──────── Records shown ────────

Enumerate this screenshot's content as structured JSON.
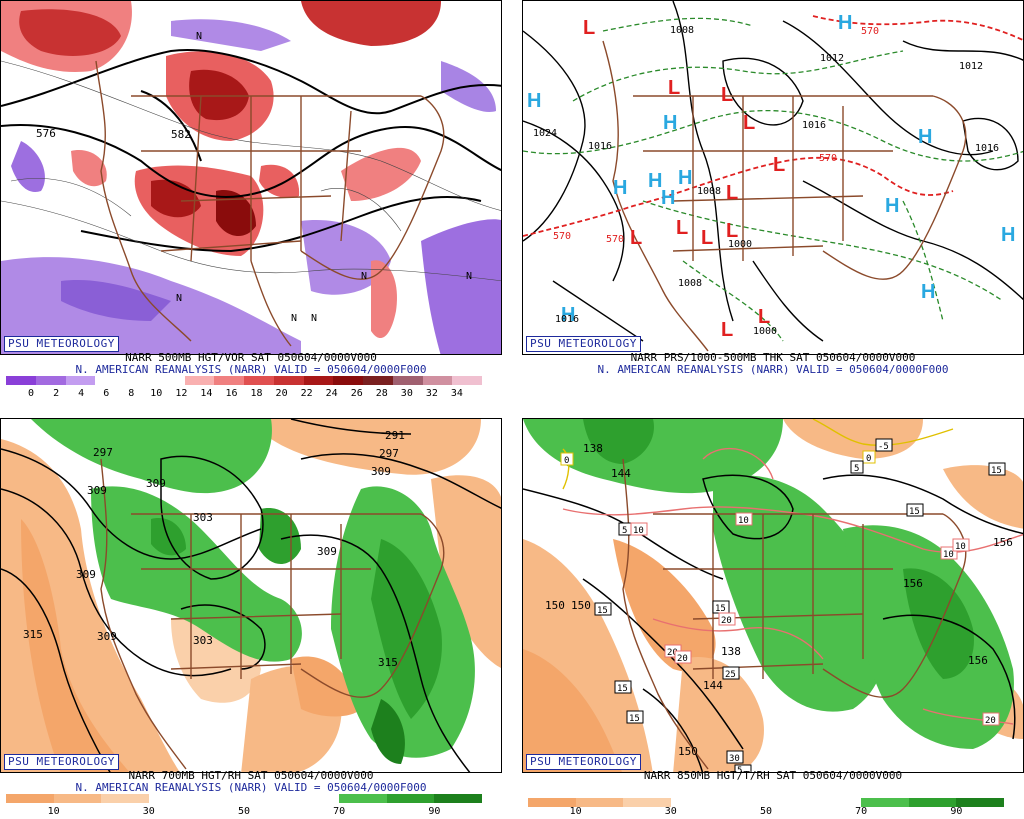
{
  "badge": "PSU METEOROLOGY",
  "panels": {
    "tl": {
      "caption1": "NARR 500MB HGT/VOR SAT 050604/0000V000",
      "caption2": "N. AMERICAN REANALYSIS (NARR) VALID = 050604/0000F000",
      "colorbar": [
        "#8a3fd8",
        "#a26ae0",
        "#c39df0",
        "#ffffff",
        "#ffffff",
        "#ffffff",
        "#f9b0b0",
        "#f08080",
        "#e05050",
        "#c83232",
        "#a81818",
        "#8a0c0c",
        "#7a2020",
        "#a06070",
        "#d090a0",
        "#f0c0d0"
      ],
      "ticks": [
        "0",
        "2",
        "4",
        "6",
        "8",
        "10",
        "12",
        "14",
        "16",
        "18",
        "20",
        "22",
        "24",
        "26",
        "28",
        "30",
        "32",
        "34"
      ],
      "contour_labels": [
        "576",
        "582",
        "N",
        "N",
        "N",
        "N",
        "N",
        "N"
      ]
    },
    "tr": {
      "caption1": "NARR PRS/1000-500MB THK SAT 050604/0000V000",
      "caption2": "N. AMERICAN REANALYSIS (NARR) VALID = 050604/0000F000",
      "contour_labels": [
        "1008",
        "1012",
        "1016",
        "1024",
        "1008",
        "1008",
        "1000",
        "1000",
        "1016",
        "570",
        "570",
        "570",
        "570",
        "1016",
        "1012",
        "1016"
      ],
      "highs": [
        "H",
        "H",
        "H",
        "H",
        "H",
        "H",
        "H",
        "H",
        "H",
        "H",
        "H",
        "H"
      ],
      "lows": [
        "L",
        "L",
        "L",
        "L",
        "L",
        "L",
        "L",
        "L",
        "L",
        "L",
        "L",
        "L"
      ]
    },
    "bl": {
      "caption1": "NARR 700MB HGT/RH SAT 050604/0000V000",
      "caption2": "N. AMERICAN REANALYSIS (NARR) VALID = 050604/0000F000",
      "colorbar": [
        "#f4a66a",
        "#f7b986",
        "#fad0aa",
        "#ffffff",
        "#ffffff",
        "#ffffff",
        "#ffffff",
        "#4cbf4c",
        "#2ea02e",
        "#1d801d"
      ],
      "ticks": [
        "10",
        "30",
        "50",
        "70",
        "90"
      ],
      "contour_labels": [
        "297",
        "291",
        "297",
        "303",
        "309",
        "309",
        "309",
        "309",
        "315",
        "309",
        "303",
        "315",
        "309"
      ]
    },
    "br": {
      "caption1": "NARR 850MB HGT/T/RH SAT 050604/0000V000",
      "caption2": "",
      "colorbar": [
        "#f4a66a",
        "#f7b986",
        "#fad0aa",
        "#ffffff",
        "#ffffff",
        "#ffffff",
        "#ffffff",
        "#4cbf4c",
        "#2ea02e",
        "#1d801d"
      ],
      "ticks": [
        "10",
        "30",
        "50",
        "70",
        "90"
      ],
      "contour_labels": [
        "138",
        "144",
        "156",
        "156",
        "150",
        "150",
        "138",
        "144",
        "150",
        "156"
      ],
      "temp_boxes": [
        "-5",
        "0",
        "5",
        "5",
        "10",
        "10",
        "10",
        "10",
        "15",
        "15",
        "15",
        "15",
        "15",
        "15",
        "20",
        "20",
        "20",
        "20",
        "25",
        "30",
        "5",
        "0"
      ]
    }
  }
}
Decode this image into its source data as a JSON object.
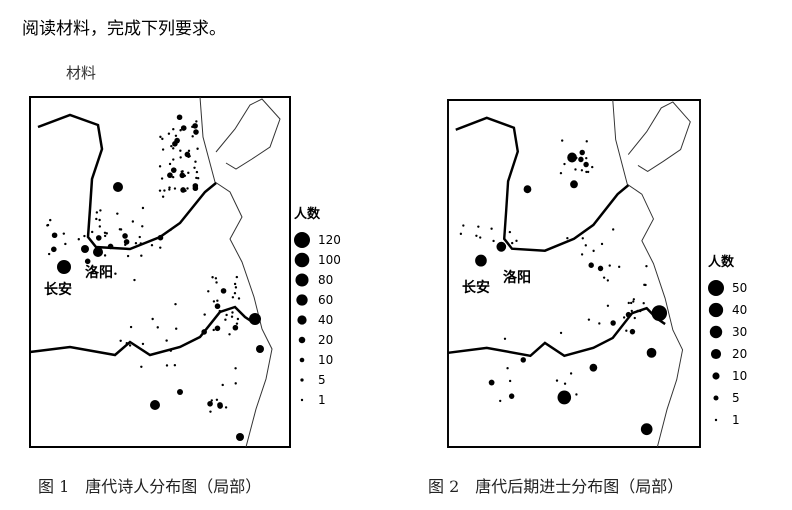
{
  "question": "阅读材料，完成下列要求。",
  "material_label": "材料",
  "figures": [
    {
      "caption": "图 1　唐代诗人分布图（局部）",
      "city_labels": [
        "长安",
        "洛阳"
      ],
      "legend_title": "人数",
      "legend_values": [
        120,
        100,
        80,
        60,
        40,
        20,
        10,
        5,
        1
      ]
    },
    {
      "caption": "图 2　唐代后期进士分布图（局部）",
      "city_labels": [
        "长安",
        "洛阳"
      ],
      "legend_title": "人数",
      "legend_values": [
        50,
        40,
        30,
        20,
        10,
        5,
        1
      ]
    }
  ]
}
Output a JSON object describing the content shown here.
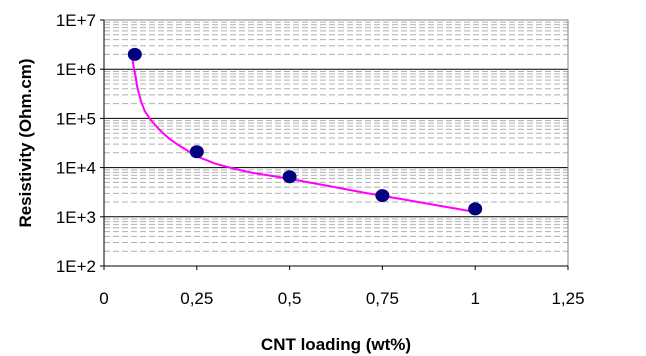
{
  "chart_data": {
    "type": "scatter",
    "title": "",
    "xlabel": "CNT loading (wt%)",
    "ylabel": "Resistivity (Ohm.cm)",
    "xlim": [
      0,
      1.25
    ],
    "ylim": [
      100,
      10000000
    ],
    "y_scale": "log",
    "grid": "horizontal, dashed minor lines",
    "x_ticks": [
      "0",
      "0,25",
      "0,5",
      "0,75",
      "1",
      "1,25"
    ],
    "x_tick_values": [
      0,
      0.25,
      0.5,
      0.75,
      1,
      1.25
    ],
    "y_ticks": [
      "1E+2",
      "1E+3",
      "1E+4",
      "1E+5",
      "1E+6",
      "1E+7"
    ],
    "y_tick_values": [
      100,
      1000,
      10000,
      100000,
      1000000,
      10000000
    ],
    "series": [
      {
        "kind": "points",
        "color": "#000080",
        "x": [
          0.083,
          0.25,
          0.5,
          0.75,
          1.0
        ],
        "y": [
          2000000,
          21000,
          6500,
          2700,
          1450
        ]
      },
      {
        "kind": "fit-curve",
        "color": "#ff00ff",
        "x": [
          0.075,
          0.08,
          0.085,
          0.09,
          0.1,
          0.11,
          0.125,
          0.15,
          0.175,
          0.2,
          0.25,
          0.3,
          0.35,
          0.4,
          0.45,
          0.5,
          0.6,
          0.7,
          0.8,
          0.9,
          1.0
        ],
        "y": [
          2000000,
          1100000,
          700000,
          420000,
          220000,
          140000,
          95000,
          58000,
          39000,
          29000,
          17000,
          12000,
          9500,
          7800,
          6800,
          5900,
          4300,
          3100,
          2300,
          1700,
          1250
        ]
      }
    ]
  }
}
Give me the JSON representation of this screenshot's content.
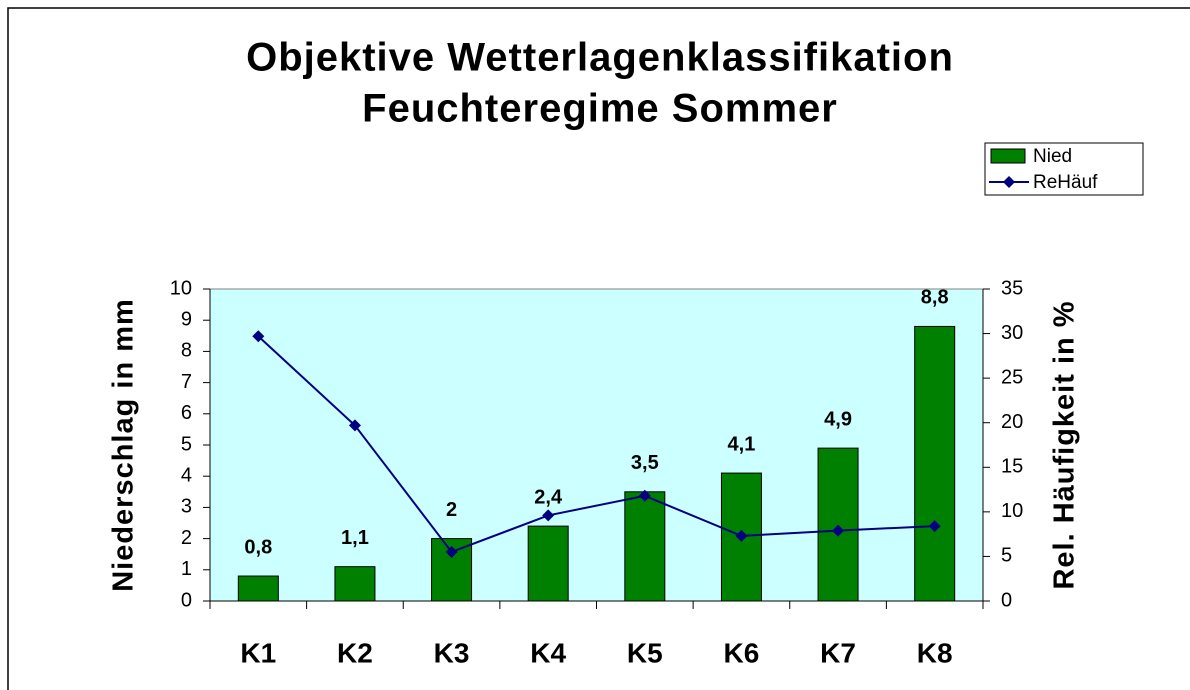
{
  "chart_data": {
    "type": "bar",
    "title": "Objektive Wetterlagenklassifikation",
    "subtitle": "Feuchteregime Sommer",
    "y_label": "Niederschlag in mm",
    "y2_label": "Rel. Häufigkeit in %",
    "categories": [
      "K1",
      "K2",
      "K3",
      "K4",
      "K5",
      "K6",
      "K7",
      "K8"
    ],
    "series": [
      {
        "name": "Nied",
        "type": "bar",
        "color": "#008000",
        "values": [
          0.8,
          1.1,
          2,
          2.4,
          3.5,
          4.1,
          4.9,
          8.8
        ],
        "value_labels": [
          "0,8",
          "1,1",
          "2",
          "2,4",
          "3,5",
          "4,1",
          "4,9",
          "8,8"
        ]
      },
      {
        "name": "ReHäuf",
        "type": "line",
        "axis": "y2",
        "color": "#000080",
        "values": [
          29.7,
          19.7,
          5.5,
          9.6,
          11.8,
          7.3,
          7.9,
          8.4
        ]
      }
    ],
    "ylim": [
      0,
      10
    ],
    "yticks": [
      0,
      1,
      2,
      3,
      4,
      5,
      6,
      7,
      8,
      9,
      10
    ],
    "y2lim": [
      0,
      35
    ],
    "y2ticks": [
      0,
      5,
      10,
      15,
      20,
      25,
      30,
      35
    ],
    "legend": "upper right",
    "plot_background": "#ccffff"
  }
}
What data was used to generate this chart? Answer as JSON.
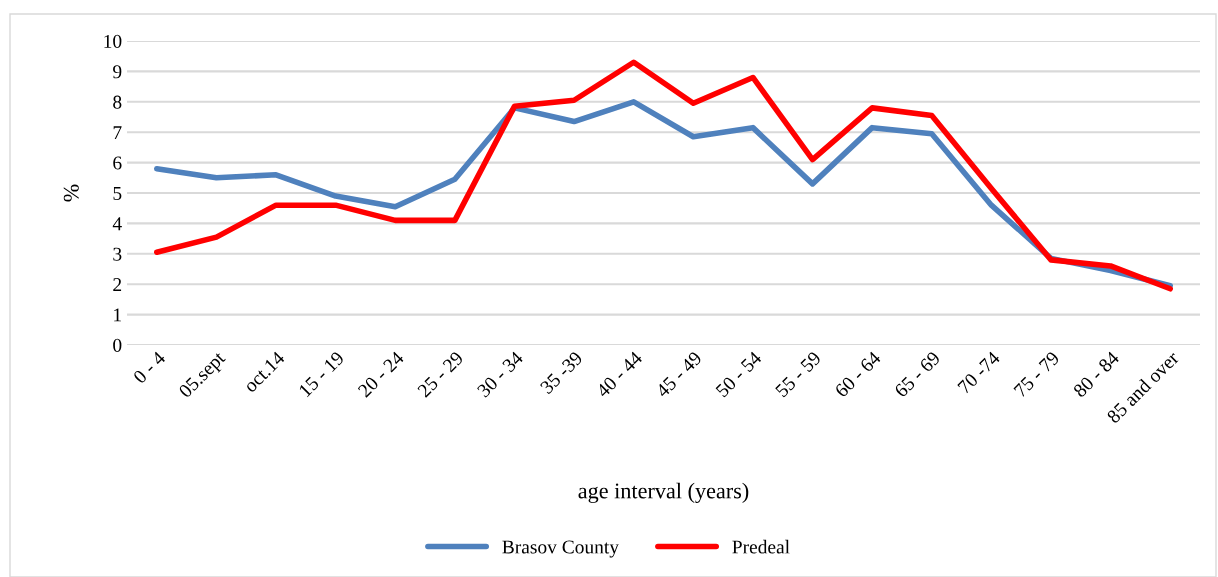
{
  "chart_data": {
    "type": "line",
    "xlabel": "age interval (years)",
    "ylabel": "%",
    "categories": [
      "0 - 4",
      "05.sept",
      "oct.14",
      "15 - 19",
      "20 - 24",
      "25 - 29",
      "30 - 34",
      "35 -39",
      "40 - 44",
      "45 - 49",
      "50 - 54",
      "55 - 59",
      "60 - 64",
      "65 - 69",
      "70 -74",
      "75 - 79",
      "80 - 84",
      "85 and over"
    ],
    "series": [
      {
        "name": "Brasov County",
        "color": "#4f81bd",
        "values": [
          5.8,
          5.5,
          5.6,
          4.9,
          4.55,
          5.45,
          7.8,
          7.35,
          8.0,
          6.85,
          7.15,
          5.3,
          7.15,
          6.95,
          4.6,
          2.85,
          2.45,
          1.95
        ]
      },
      {
        "name": "Predeal",
        "color": "#ff0000",
        "values": [
          3.05,
          3.55,
          4.6,
          4.6,
          4.1,
          4.1,
          7.85,
          8.05,
          9.3,
          7.95,
          8.8,
          6.1,
          7.8,
          7.55,
          5.15,
          2.8,
          2.6,
          1.85
        ]
      }
    ],
    "ylim": [
      0,
      10
    ],
    "yticks": [
      0,
      1,
      2,
      3,
      4,
      5,
      6,
      7,
      8,
      9,
      10
    ],
    "grid": "y",
    "legend": "bottom",
    "marker": "none",
    "line_style": "solid"
  }
}
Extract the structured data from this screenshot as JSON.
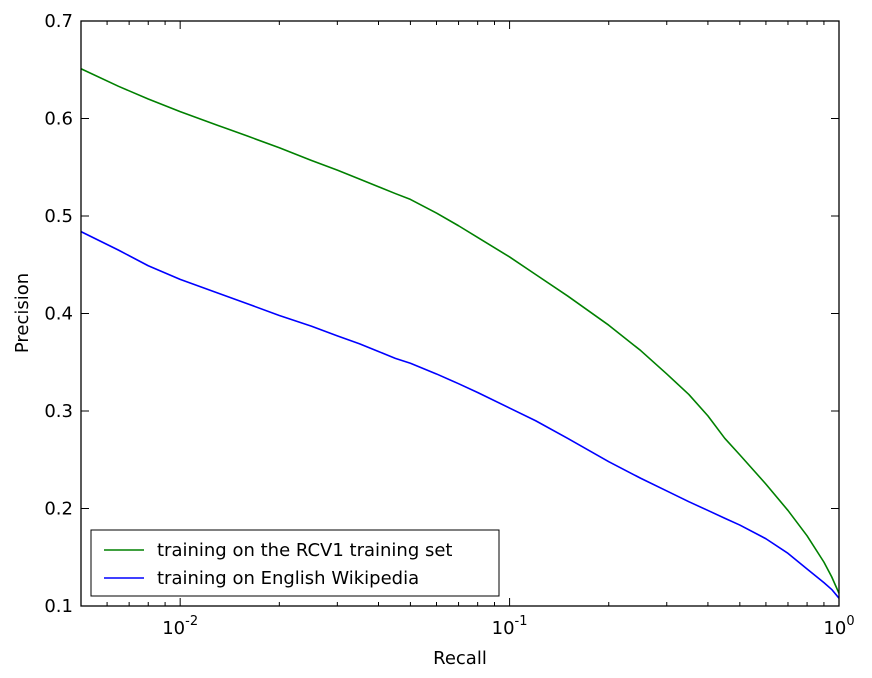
{
  "chart_data": {
    "type": "line",
    "xscale": "log",
    "xlabel": "Recall",
    "ylabel": "Precision",
    "xlim": [
      0.005,
      1
    ],
    "ylim": [
      0.1,
      0.7
    ],
    "x_ticks": [
      {
        "value": 0.01,
        "base": "10",
        "exp": "-2"
      },
      {
        "value": 0.1,
        "base": "10",
        "exp": "-1"
      },
      {
        "value": 1,
        "base": "10",
        "exp": "0"
      }
    ],
    "y_ticks": [
      {
        "value": 0.1,
        "label": "0.1"
      },
      {
        "value": 0.2,
        "label": "0.2"
      },
      {
        "value": 0.3,
        "label": "0.3"
      },
      {
        "value": 0.4,
        "label": "0.4"
      },
      {
        "value": 0.5,
        "label": "0.5"
      },
      {
        "value": 0.6,
        "label": "0.6"
      },
      {
        "value": 0.7,
        "label": "0.7"
      }
    ],
    "grid": false,
    "legend_position": "lower-left",
    "series": [
      {
        "name": "training on the RCV1 training set",
        "color": "#008000",
        "x": [
          0.005,
          0.0065,
          0.008,
          0.01,
          0.013,
          0.016,
          0.02,
          0.025,
          0.03,
          0.035,
          0.04,
          0.045,
          0.05,
          0.06,
          0.07,
          0.08,
          0.1,
          0.12,
          0.15,
          0.2,
          0.25,
          0.3,
          0.35,
          0.4,
          0.45,
          0.5,
          0.6,
          0.7,
          0.8,
          0.9,
          0.95,
          1.0
        ],
        "y": [
          0.651,
          0.633,
          0.62,
          0.607,
          0.593,
          0.582,
          0.57,
          0.557,
          0.547,
          0.538,
          0.53,
          0.523,
          0.517,
          0.503,
          0.49,
          0.478,
          0.458,
          0.44,
          0.418,
          0.388,
          0.362,
          0.338,
          0.317,
          0.295,
          0.272,
          0.255,
          0.225,
          0.198,
          0.172,
          0.145,
          0.13,
          0.113
        ]
      },
      {
        "name": "training on English Wikipedia",
        "color": "#0000ff",
        "x": [
          0.005,
          0.0065,
          0.008,
          0.01,
          0.013,
          0.016,
          0.02,
          0.025,
          0.03,
          0.035,
          0.04,
          0.045,
          0.05,
          0.06,
          0.07,
          0.08,
          0.1,
          0.12,
          0.15,
          0.2,
          0.25,
          0.3,
          0.35,
          0.4,
          0.45,
          0.5,
          0.6,
          0.7,
          0.8,
          0.9,
          0.95,
          1.0
        ],
        "y": [
          0.484,
          0.465,
          0.449,
          0.435,
          0.421,
          0.41,
          0.398,
          0.387,
          0.377,
          0.369,
          0.361,
          0.354,
          0.349,
          0.338,
          0.328,
          0.319,
          0.303,
          0.29,
          0.272,
          0.248,
          0.231,
          0.218,
          0.207,
          0.198,
          0.19,
          0.183,
          0.169,
          0.154,
          0.138,
          0.124,
          0.117,
          0.108
        ]
      }
    ]
  }
}
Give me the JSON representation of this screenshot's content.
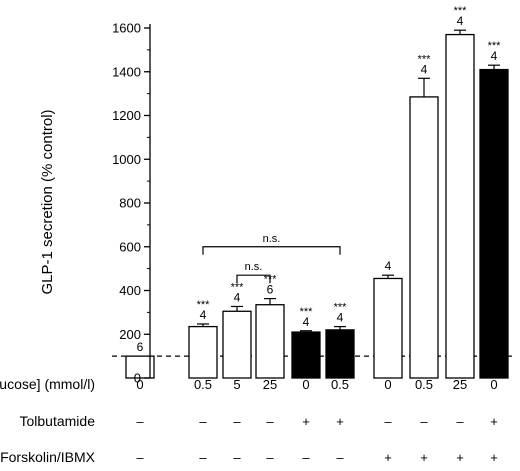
{
  "chart_data": {
    "type": "bar",
    "ylabel": "GLP-1 secretion (% control)",
    "ylim": [
      0,
      1650
    ],
    "yticks": [
      0,
      200,
      400,
      600,
      800,
      1000,
      1200,
      1400,
      1600
    ],
    "reference_line": 100,
    "bars": [
      {
        "glucose": "0",
        "tolbutamide": "–",
        "forskolin": "–",
        "value": 100,
        "error": 0,
        "n": "6",
        "sig": "",
        "fill": "white"
      },
      {
        "glucose": "0.5",
        "tolbutamide": "–",
        "forskolin": "–",
        "value": 235,
        "error": 12,
        "n": "4",
        "sig": "***",
        "fill": "white"
      },
      {
        "glucose": "5",
        "tolbutamide": "–",
        "forskolin": "–",
        "value": 305,
        "error": 22,
        "n": "4",
        "sig": "***",
        "fill": "white"
      },
      {
        "glucose": "25",
        "tolbutamide": "–",
        "forskolin": "–",
        "value": 335,
        "error": 28,
        "n": "6",
        "sig": "***",
        "fill": "white"
      },
      {
        "glucose": "0",
        "tolbutamide": "+",
        "forskolin": "–",
        "value": 210,
        "error": 6,
        "n": "4",
        "sig": "***",
        "fill": "black"
      },
      {
        "glucose": "0.5",
        "tolbutamide": "+",
        "forskolin": "–",
        "value": 220,
        "error": 15,
        "n": "4",
        "sig": "***",
        "fill": "black"
      },
      {
        "glucose": "0",
        "tolbutamide": "–",
        "forskolin": "+",
        "value": 455,
        "error": 15,
        "n": "4",
        "sig": "",
        "fill": "white"
      },
      {
        "glucose": "0.5",
        "tolbutamide": "–",
        "forskolin": "+",
        "value": 1285,
        "error": 85,
        "n": "4",
        "sig": "***",
        "fill": "white"
      },
      {
        "glucose": "25",
        "tolbutamide": "–",
        "forskolin": "+",
        "value": 1570,
        "error": 20,
        "n": "4",
        "sig": "***",
        "fill": "white"
      },
      {
        "glucose": "0",
        "tolbutamide": "+",
        "forskolin": "+",
        "value": 1410,
        "error": 20,
        "n": "4",
        "sig": "***",
        "fill": "black"
      }
    ],
    "brackets": [
      {
        "from_bar": 1,
        "to_bar": 5,
        "y_value": 600,
        "label": "n.s."
      },
      {
        "from_bar": 2,
        "to_bar": 3,
        "y_value": 470,
        "label": "n.s."
      }
    ],
    "rows": [
      {
        "label": "[Glucose] (mmol/l)",
        "key": "glucose"
      },
      {
        "label": "Tolbutamide",
        "key": "tolbutamide"
      },
      {
        "label": "Forskolin/IBMX",
        "key": "forskolin"
      }
    ]
  }
}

────────

Stated task - Go through the records. Copy each line where "training" appears.

Full solution -
        "name": "training on the RCV1 training set",
        "name": "training on English Wikipedia",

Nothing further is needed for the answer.